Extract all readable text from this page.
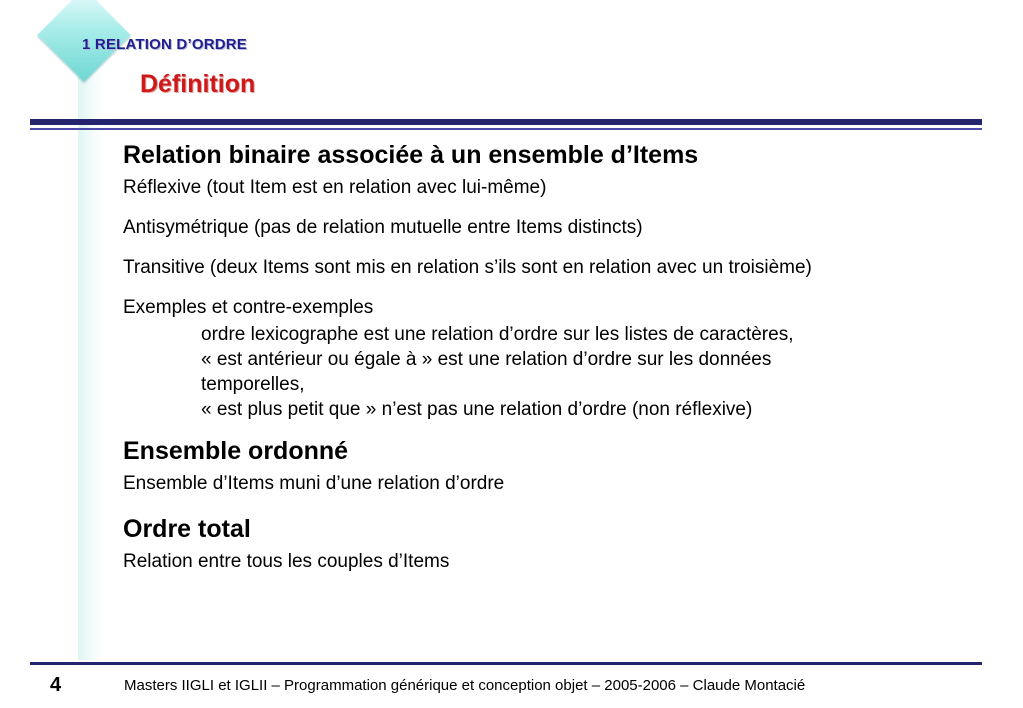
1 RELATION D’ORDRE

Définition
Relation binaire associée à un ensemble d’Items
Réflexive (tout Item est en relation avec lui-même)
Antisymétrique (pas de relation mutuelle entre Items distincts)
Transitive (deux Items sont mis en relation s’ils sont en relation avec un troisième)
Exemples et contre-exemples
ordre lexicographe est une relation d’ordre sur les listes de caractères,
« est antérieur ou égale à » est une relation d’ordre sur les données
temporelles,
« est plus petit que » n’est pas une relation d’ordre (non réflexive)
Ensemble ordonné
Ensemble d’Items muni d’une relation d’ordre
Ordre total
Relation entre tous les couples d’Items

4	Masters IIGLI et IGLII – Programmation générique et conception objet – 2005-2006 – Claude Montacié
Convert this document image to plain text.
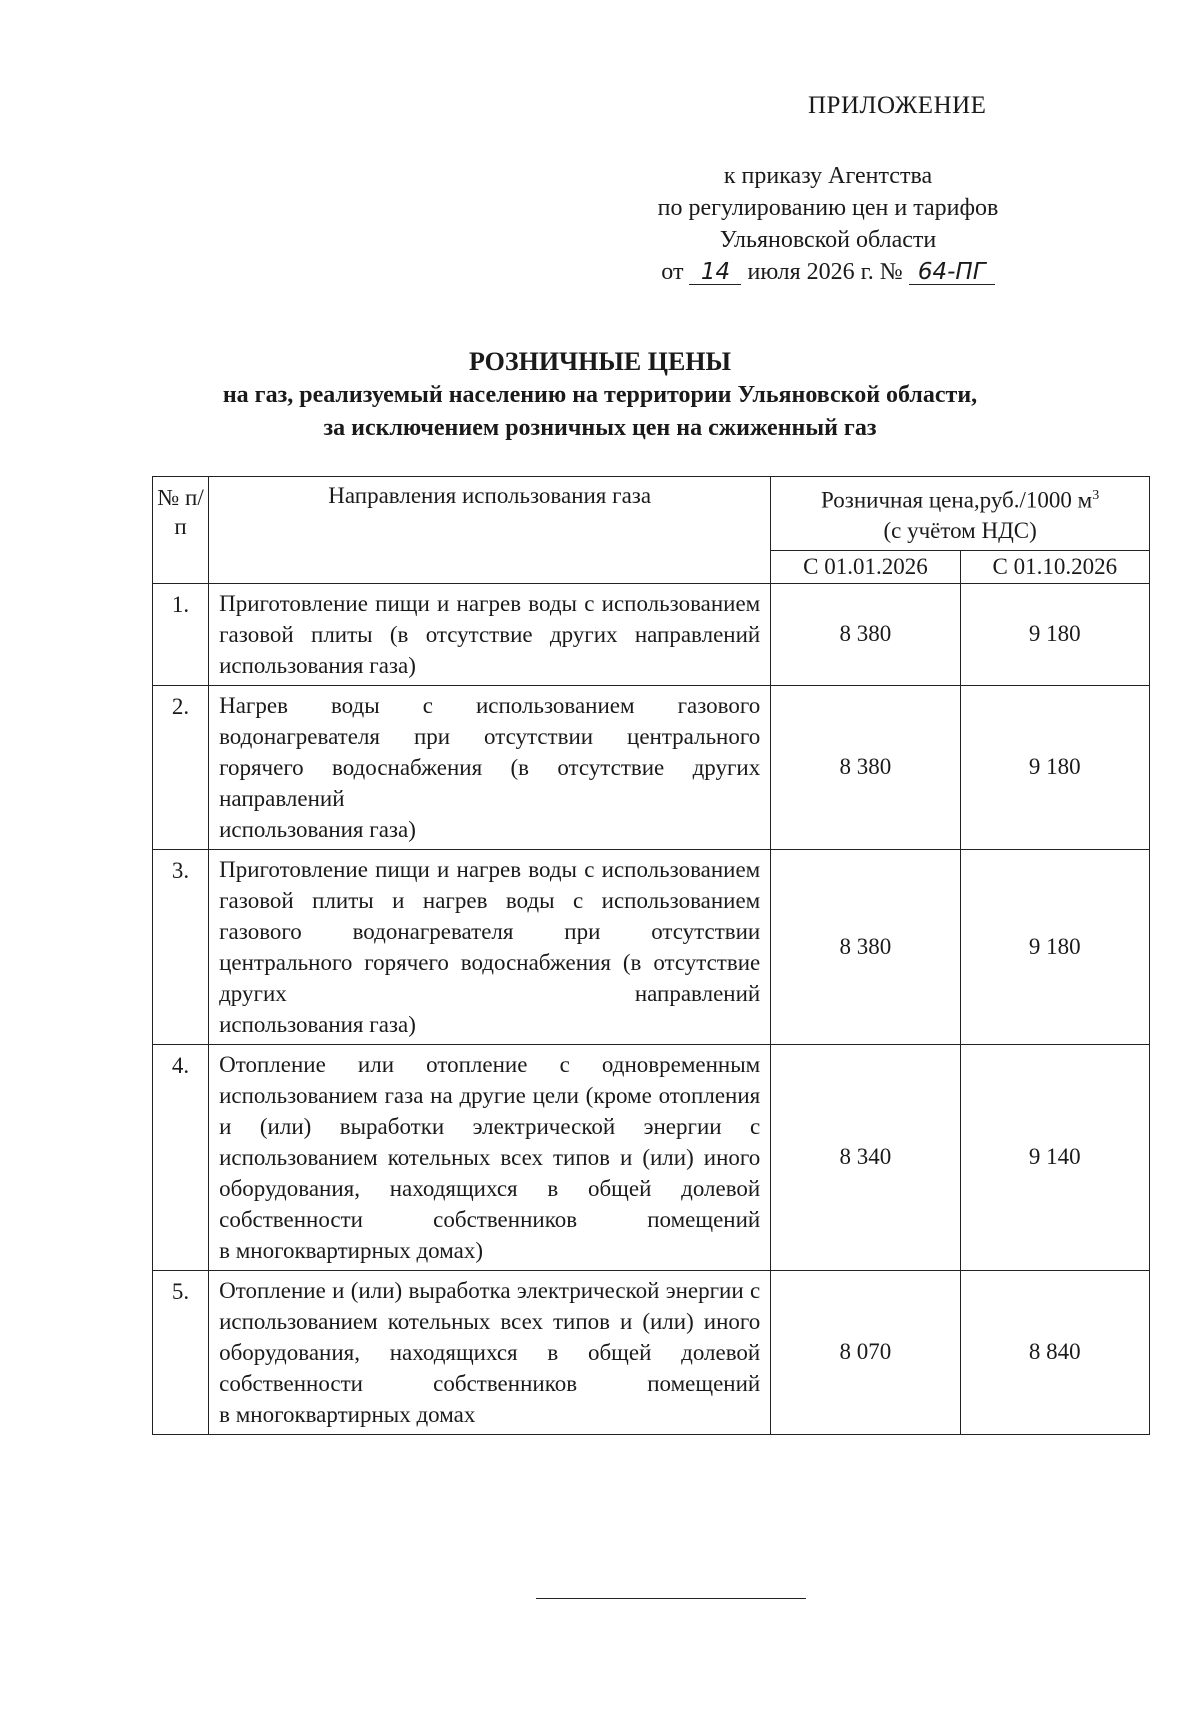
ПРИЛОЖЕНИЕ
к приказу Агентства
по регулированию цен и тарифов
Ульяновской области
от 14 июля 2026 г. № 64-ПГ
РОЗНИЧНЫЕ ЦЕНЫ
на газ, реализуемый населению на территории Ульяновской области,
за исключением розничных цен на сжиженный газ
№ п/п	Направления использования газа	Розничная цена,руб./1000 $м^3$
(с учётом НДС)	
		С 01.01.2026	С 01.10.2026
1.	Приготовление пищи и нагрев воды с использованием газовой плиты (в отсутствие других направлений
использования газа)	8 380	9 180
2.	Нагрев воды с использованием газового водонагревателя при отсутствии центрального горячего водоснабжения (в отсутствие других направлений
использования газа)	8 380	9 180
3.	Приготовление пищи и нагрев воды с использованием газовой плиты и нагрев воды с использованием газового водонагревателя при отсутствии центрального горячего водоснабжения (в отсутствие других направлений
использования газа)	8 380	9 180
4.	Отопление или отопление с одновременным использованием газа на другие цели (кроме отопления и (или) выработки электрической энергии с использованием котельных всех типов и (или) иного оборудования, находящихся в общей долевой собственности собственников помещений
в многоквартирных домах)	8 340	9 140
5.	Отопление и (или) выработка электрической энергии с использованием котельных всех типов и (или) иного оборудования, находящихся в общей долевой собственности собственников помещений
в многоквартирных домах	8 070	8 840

*-*-*

TO BE DONE :: Give the material again exactly as it is, but keep the pictures out.

SOLUTION TO THIS PROBLEM ::
Extract all readable text from this page.
1 RELATION D’ORDRE

Définition
Relation binaire associée à un ensemble d’Items
Réflexive (tout Item est en relation avec lui-même)
Antisymétrique (pas de relation mutuelle entre Items distincts)
Transitive (deux Items sont mis en relation s’ils sont en relation avec un troisième)
Exemples et contre-exemples
ordre lexicographe est une relation d’ordre sur les listes de caractères,
« est antérieur ou égale à » est une relation d’ordre sur les données
temporelles,
« est plus petit que » n’est pas une relation d’ordre (non réflexive)
Ensemble ordonné
Ensemble d’Items muni d’une relation d’ordre
Ordre total
Relation entre tous les couples d’Items

4	Masters IIGLI et IGLII – Programmation générique et conception objet – 2005-2006 – Claude Montacié
Convert this document image to plain text.
ПРИЛОЖЕНИЕ
к приказу Агентства
по регулированию цен и тарифов
Ульяновской области
от 14 июля 2026 г. № 64-ПГ
РОЗНИЧНЫЕ ЦЕНЫ
на газ, реализуемый населению на территории Ульяновской области,
за исключением розничных цен на сжиженный газ
№ п/п	Направления использования газа	Розничная цена,руб./1000 $м^3$
(с учётом НДС)	
		С 01.01.2026	С 01.10.2026
1.	Приготовление пищи и нагрев воды с использованием газовой плиты (в отсутствие других направлений
использования газа)	8 380	9 180
2.	Нагрев воды с использованием газового водонагревателя при отсутствии центрального горячего водоснабжения (в отсутствие других направлений
использования газа)	8 380	9 180
3.	Приготовление пищи и нагрев воды с использованием газовой плиты и нагрев воды с использованием газового водонагревателя при отсутствии центрального горячего водоснабжения (в отсутствие других направлений
использования газа)	8 380	9 180
4.	Отопление или отопление с одновременным использованием газа на другие цели (кроме отопления и (или) выработки электрической энергии с использованием котельных всех типов и (или) иного оборудования, находящихся в общей долевой собственности собственников помещений
в многоквартирных домах)	8 340	9 140
5.	Отопление и (или) выработка электрической энергии с использованием котельных всех типов и (или) иного оборудования, находящихся в общей долевой собственности собственников помещений
в многоквартирных домах	8 070	8 840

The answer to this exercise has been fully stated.